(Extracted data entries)
....
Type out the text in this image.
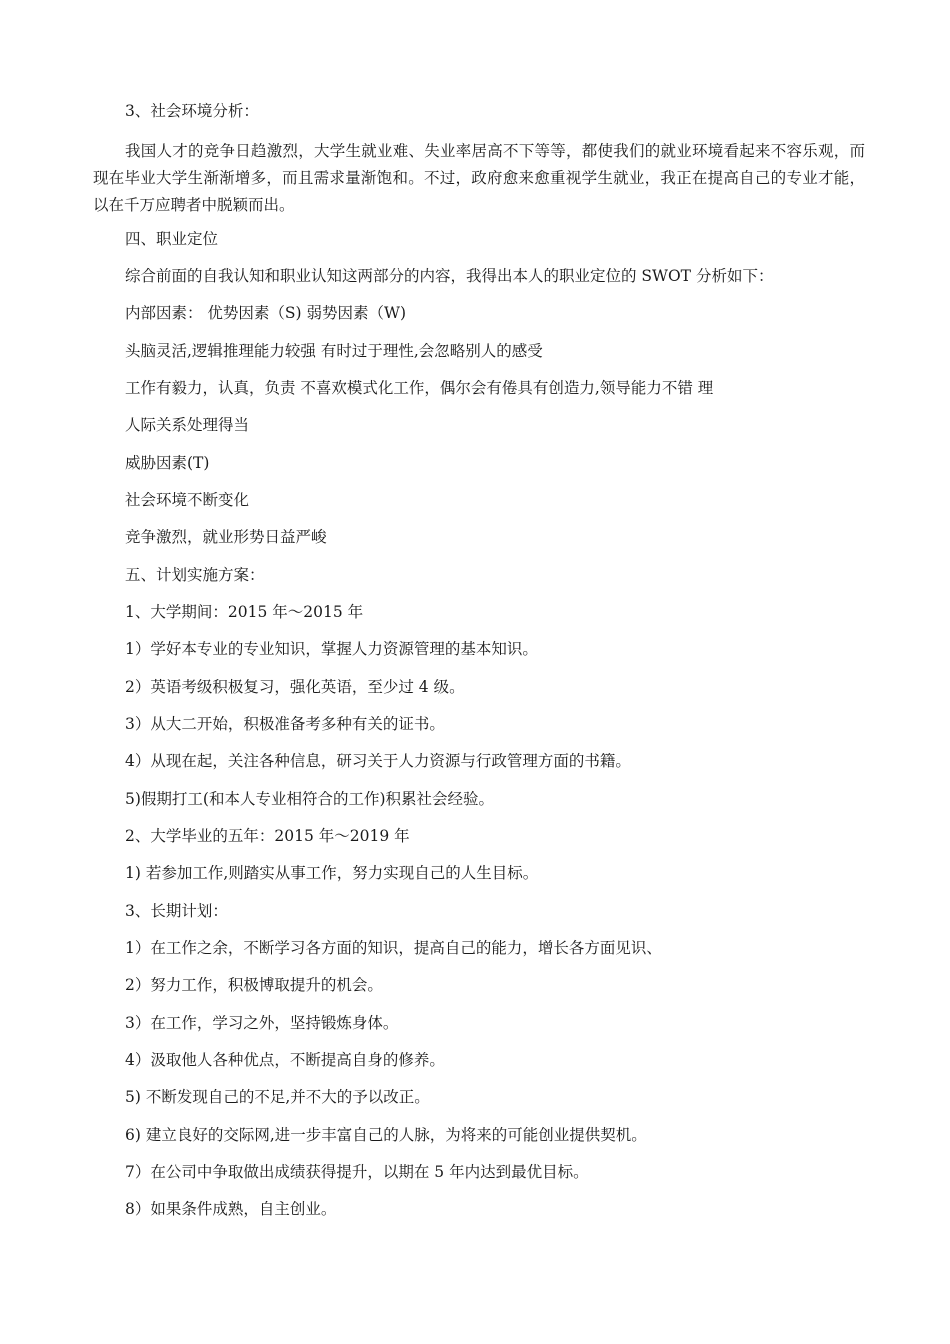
3、社会环境分析：

我国人才的竞争日趋激烈，大学生就业难、失业率居高不下等等，都使我们的就业环境看起来不容乐观，而现在毕业大学生渐渐增多，而且需求量渐饱和。不过，政府愈来愈重视学生就业，我正在提高自己的专业才能，以在千万应聘者中脱颖而出。

四、职业定位

综合前面的自我认知和职业认知这两部分的内容，我得出本人的职业定位的 SWOT 分析如下：

内部因素： 优势因素（S) 弱势因素（W)

头脑灵活,逻辑推理能力较强 有时过于理性,会忽略别人的感受

工作有毅力，认真，负责 不喜欢模式化工作，偶尔会有倦具有创造力,领导能力不错 理

人际关系处理得当

威胁因素(T)

社会环境不断变化

竞争激烈，就业形势日益严峻

五、计划实施方案：

1、大学期间：2015 年～2015 年

1）学好本专业的专业知识，掌握人力资源管理的基本知识。

2）英语考级积极复习，强化英语，至少过 4 级。

3）从大二开始，积极准备考多种有关的证书。

4）从现在起，关注各种信息，研习关于人力资源与行政管理方面的书籍。

5)假期打工(和本人专业相符合的工作)积累社会经验。

2、大学毕业的五年：2015 年～2019 年

1) 若参加工作,则踏实从事工作，努力实现自己的人生目标。

3、长期计划：

1）在工作之余，不断学习各方面的知识，提高自己的能力，增长各方面见识、

2）努力工作，积极博取提升的机会。

3）在工作，学习之外，坚持锻炼身体。

4）汲取他人各种优点，不断提高自身的修养。

5) 不断发现自己的不足,并不大的予以改正。

6) 建立良好的交际网,进一步丰富自己的人脉，为将来的可能创业提供契机。

7）在公司中争取做出成绩获得提升，以期在 5 年内达到最优目标。

8）如果条件成熟，自主创业。
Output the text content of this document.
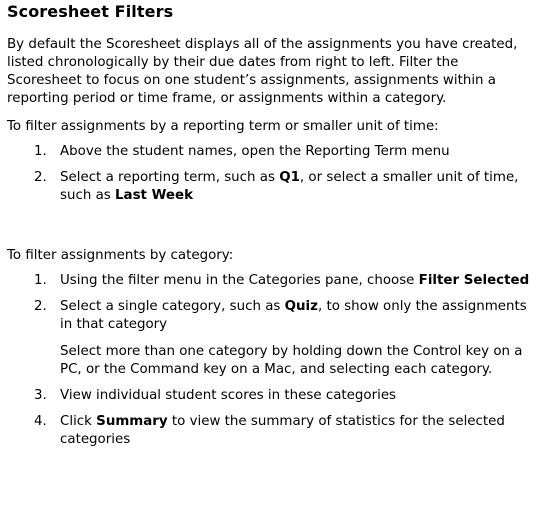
Scoresheet Filters

By default the Scoresheet displays all of the assignments you have created, listed chronologically by their due dates from right to left. Filter the Scoresheet to focus on one student’s assignments, assignments within a reporting period or time frame, or assignments within a category.

To filter assignments by a reporting term or smaller unit of time:

1. Above the student names, open the Reporting Term menu
2. Select a reporting term, such as Q1, or select a smaller unit of time, such as Last Week

To filter assignments by category:

1. Using the filter menu in the Categories pane, choose Filter Selected
2. Select a single category, such as Quiz, to show only the assignments in that category
Select more than one category by holding down the Control key on a PC, or the Command key on a Mac, and selecting each category.
3. View individual student scores in these categories
4. Click Summary to view the summary of statistics for the selected categories
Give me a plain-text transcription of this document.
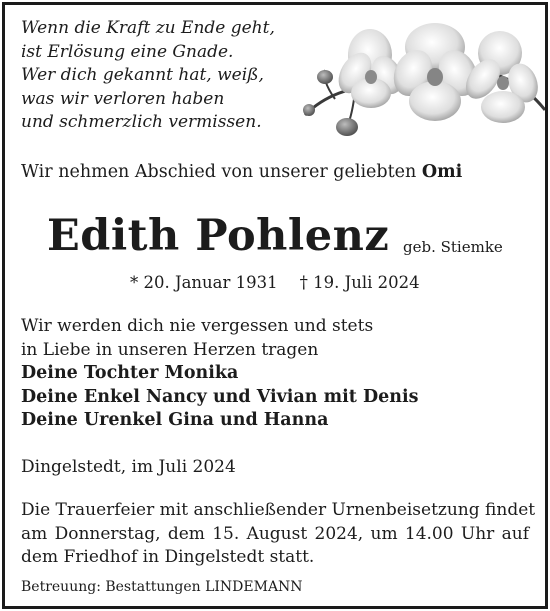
Wenn die Kraft zu Ende geht,
ist Erlösung eine Gnade.
Wer dich gekannt hat, weiß,
was wir verloren haben
und schmerzlich vermissen.
Wir nehmen Abschied von unserer geliebten Omi
Edith Pohlenz geb. Stiemke
* 20. Januar 1931 † 19. Juli 2024
Wir werden dich nie vergessen und stets
in Liebe in unseren Herzen tragen
Deine Tochter Monika
Deine Enkel Nancy und Vivian mit Denis
Deine Urenkel Gina und Hanna
Dingelstedt, im Juli 2024
Die Trauerfeier mit anschließender Urnenbeisetzung findet
am Donnerstag, dem 15. August 2024, um 14.00 Uhr auf
dem Friedhof in Dingelstedt statt.
Betreuung: Bestattungen LINDEMANN
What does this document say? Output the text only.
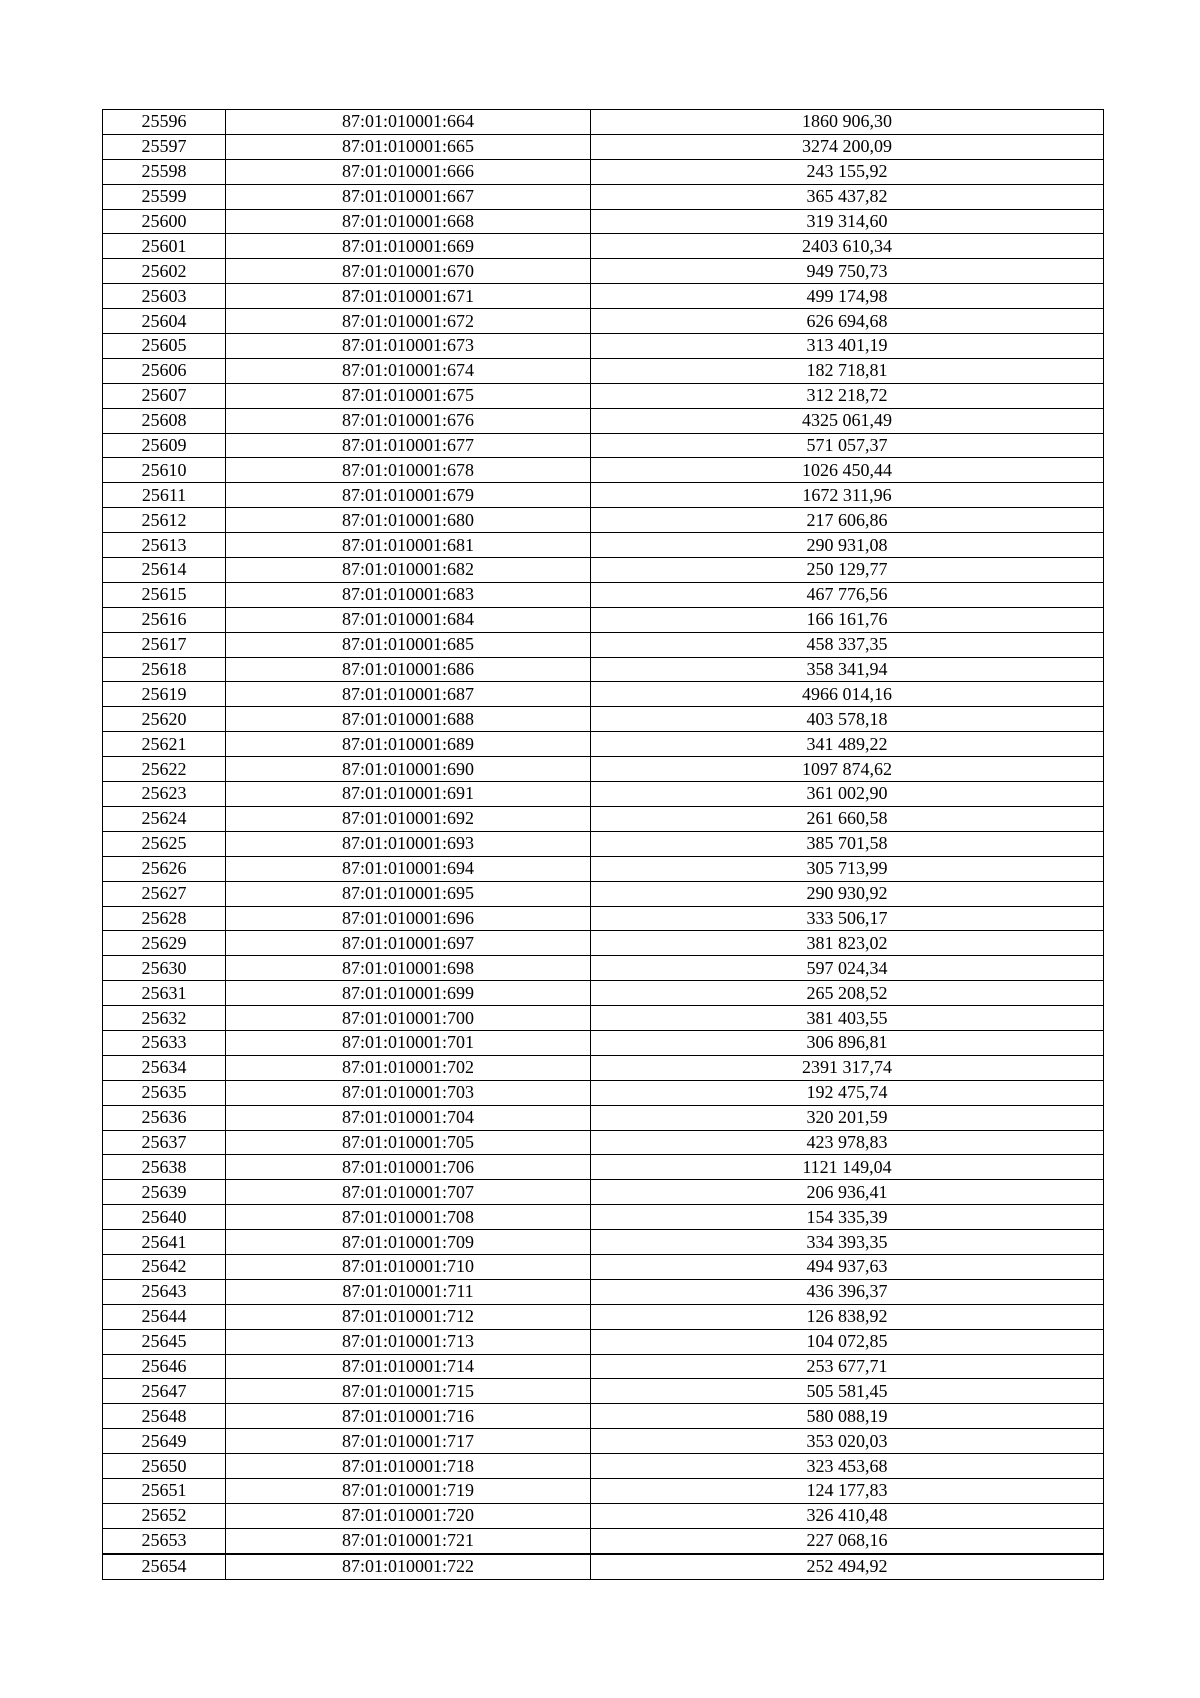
25596	87:01:010001:664	1860 906,30
25597	87:01:010001:665	3274 200,09
25598	87:01:010001:666	243 155,92
25599	87:01:010001:667	365 437,82
25600	87:01:010001:668	319 314,60
25601	87:01:010001:669	2403 610,34
25602	87:01:010001:670	949 750,73
25603	87:01:010001:671	499 174,98
25604	87:01:010001:672	626 694,68
25605	87:01:010001:673	313 401,19
25606	87:01:010001:674	182 718,81
25607	87:01:010001:675	312 218,72
25608	87:01:010001:676	4325 061,49
25609	87:01:010001:677	571 057,37
25610	87:01:010001:678	1026 450,44
25611	87:01:010001:679	1672 311,96
25612	87:01:010001:680	217 606,86
25613	87:01:010001:681	290 931,08
25614	87:01:010001:682	250 129,77
25615	87:01:010001:683	467 776,56
25616	87:01:010001:684	166 161,76
25617	87:01:010001:685	458 337,35
25618	87:01:010001:686	358 341,94
25619	87:01:010001:687	4966 014,16
25620	87:01:010001:688	403 578,18
25621	87:01:010001:689	341 489,22
25622	87:01:010001:690	1097 874,62
25623	87:01:010001:691	361 002,90
25624	87:01:010001:692	261 660,58
25625	87:01:010001:693	385 701,58
25626	87:01:010001:694	305 713,99
25627	87:01:010001:695	290 930,92
25628	87:01:010001:696	333 506,17
25629	87:01:010001:697	381 823,02
25630	87:01:010001:698	597 024,34
25631	87:01:010001:699	265 208,52
25632	87:01:010001:700	381 403,55
25633	87:01:010001:701	306 896,81
25634	87:01:010001:702	2391 317,74
25635	87:01:010001:703	192 475,74
25636	87:01:010001:704	320 201,59
25637	87:01:010001:705	423 978,83
25638	87:01:010001:706	1121 149,04
25639	87:01:010001:707	206 936,41
25640	87:01:010001:708	154 335,39
25641	87:01:010001:709	334 393,35
25642	87:01:010001:710	494 937,63
25643	87:01:010001:711	436 396,37
25644	87:01:010001:712	126 838,92
25645	87:01:010001:713	104 072,85
25646	87:01:010001:714	253 677,71
25647	87:01:010001:715	505 581,45
25648	87:01:010001:716	580 088,19
25649	87:01:010001:717	353 020,03
25650	87:01:010001:718	323 453,68
25651	87:01:010001:719	124 177,83
25652	87:01:010001:720	326 410,48
25653	87:01:010001:721	227 068,16
25654	87:01:010001:722	252 494,92
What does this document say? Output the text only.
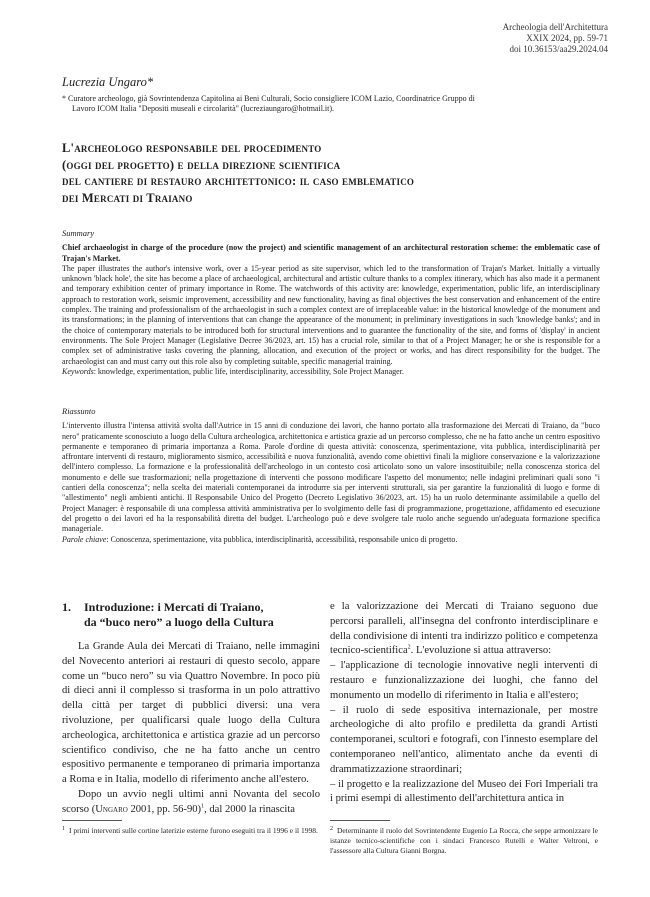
Archeologia dell'Architettura
XXIX 2024, pp. 59-71
doi 10.36153/aa29.2024.04
Lucrezia Ungaro*
* Curatore archeologo, già Sovrintendenza Capitolina ai Beni Culturali, Socio consigliere ICOM Lazio, Coordinatrice Gruppo di Lavoro ICOM Italia "Depositi museali e circolarità" (lucreziaungaro@hotmail.it).
L'archeologo responsabile del procedimento
(oggi del progetto) e della direzione scientifica
del cantiere di restauro architettonico: il caso emblematico
dei Mercati di Traiano
Summary

Chief archaeologist in charge of the procedure (now the project) and scientific management of an architectural restoration scheme: the emblematic case of Trajan's Market.

The paper illustrates the author's intensive work, over a 15-year period as site supervisor, which led to the transformation of Trajan's Market. Initially a virtually unknown 'black hole', the site has become a place of archaeological, architectural and artistic culture thanks to a complex itinerary, which has also made it a permanent and temporary exhibition center of primary importance in Rome. The watchwords of this activity are: knowledge, experimentation, public life, an interdisciplinary approach to restoration work, seismic improvement, accessibility and new functionality, having as final objectives the best conservation and enhancement of the entire complex. The training and professionalism of the archaeologist in such a complex context are of irreplaceable value: in the historical knowledge of the monument and its transformations; in the planning of interventions that can change the appearance of the monument; in preliminary investigations in such 'knowledge banks'; and in the choice of contemporary materials to be introduced both for structural interventions and to guarantee the functionality of the site, and forms of 'display' in ancient environments. The Sole Project Manager (Legislative Decree 36/2023, art. 15) has a crucial role, similar to that of a Project Manager; he or she is responsible for a complex set of administrative tasks covering the planning, allocation, and execution of the project or works, and has direct responsibility for the budget. The archaeologist can and must carry out this role also by completing suitable, specific managerial training.
Keywords: knowledge, experimentation, public life, interdisciplinarity, accessibility, Sole Project Manager.

Riassunto

L'intervento illustra l'intensa attività svolta dall'Autrice in 15 anni di conduzione dei lavori, che hanno portato alla trasformazione dei Mercati di Traiano, da "buco nero" praticamente sconosciuto a luogo della Cultura archeologica, architettonica e artistica grazie ad un percorso complesso, che ne ha fatto anche un centro espositivo permanente e temporaneo di primaria importanza a Roma. Parole d'ordine di questa attività: conoscenza, sperimentazione, vita pubblica, interdisciplinarità per affrontare interventi di restauro, miglioramento sismico, accessibilità e nuova funzionalità, avendo come obiettivi finali la migliore conservazione e la valorizzazione dell'intero complesso. La formazione e la professionalità dell'archeologo in un contesto così articolato sono un valore insostituibile; nella conoscenza storica del monumento e delle sue trasformazioni; nella progettazione di interventi che possono modificare l'aspetto del monumento; nelle indagini preliminari quali sono "i cantieri della conoscenza"; nella scelta dei materiali contemporanei da introdurre sia per interventi strutturali, sia per garantire la funzionalità di luogo e forme di "allestimento" negli ambienti antichi. Il Responsabile Unico del Progetto (Decreto Legislativo 36/2023, art. 15) ha un ruolo determinante assimilabile a quello del Project Manager: è responsabile di una complessa attività amministrativa per lo svolgimento delle fasi di programmazione, progettazione, affidamento ed esecuzione del progetto o dei lavori ed ha la responsabilità diretta del budget. L'archeologo può e deve svolgere tale ruolo anche seguendo un'adeguata formazione specifica manageriale.
Parole chiave: Conoscenza, sperimentazione, vita pubblica, interdisciplinarità, accessibilità, responsabile unico di progetto.

1.	Introduzione: i Mercati di Traiano,
da “buco nero” a luogo della Cultura

La Grande Aula dei Mercati di Traiano, nelle immagini del Novecento anteriori ai restauri di questo secolo, appare come un “buco nero” su via Quattro Novembre. In poco più di dieci anni il complesso si trasforma in un polo attrattivo della città per target di pubblici diversi: una vera rivoluzione, per qualificarsi quale luogo della Cultura archeologica, architettonica e artistica grazie ad un percorso scientifico condiviso, che ne ha fatto anche un centro espositivo permanente e temporaneo di primaria importanza a Roma e in Italia, modello di riferimento anche all'estero.

Dopo un avvio negli ultimi anni Novanta del secolo scorso (Ungaro 2001, pp. 56-90)$^1$, dal 2000 la rinascita

e la valorizzazione dei Mercati di Traiano seguono due percorsi paralleli, all'insegna del confronto interdisciplinare e della condivisione di intenti tra indirizzo politico e competenza tecnico-scientifica$^2$. L'evoluzione si attua attraverso:

– l'applicazione di tecnologie innovative negli interventi di restauro e funzionalizzazione dei luoghi, che fanno del monumento un modello di riferimento in Italia e all'estero;

– il ruolo di sede espositiva internazionale, per mostre archeologiche di alto profilo e prediletta da grandi Artisti contemporanei, scultori e fotografi, con l'innesto esemplare del contemporaneo nell'antico, alimentato anche da eventi di drammatizzazione straordinari;

– il progetto e la realizzazione del Museo dei Fori Imperiali tra i primi esempi di allestimento dell'architettura antica in

$^1$ I primi interventi sulle cortine laterizie esterne furono eseguiti tra il 1996 e il 1998.	$^2$ Determinante il ruolo del Sovrintendente Eugenio La Rocca, che seppe armonizzare le istanze tecnico-scientifiche con i sindaci Francesco Rutelli e Walter Veltroni, e l'assessore alla Cultura Gianni Borgna.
....
What you will do:
Note how many lines of the material contain the string "document". Then report that number by itself.

Solution:
4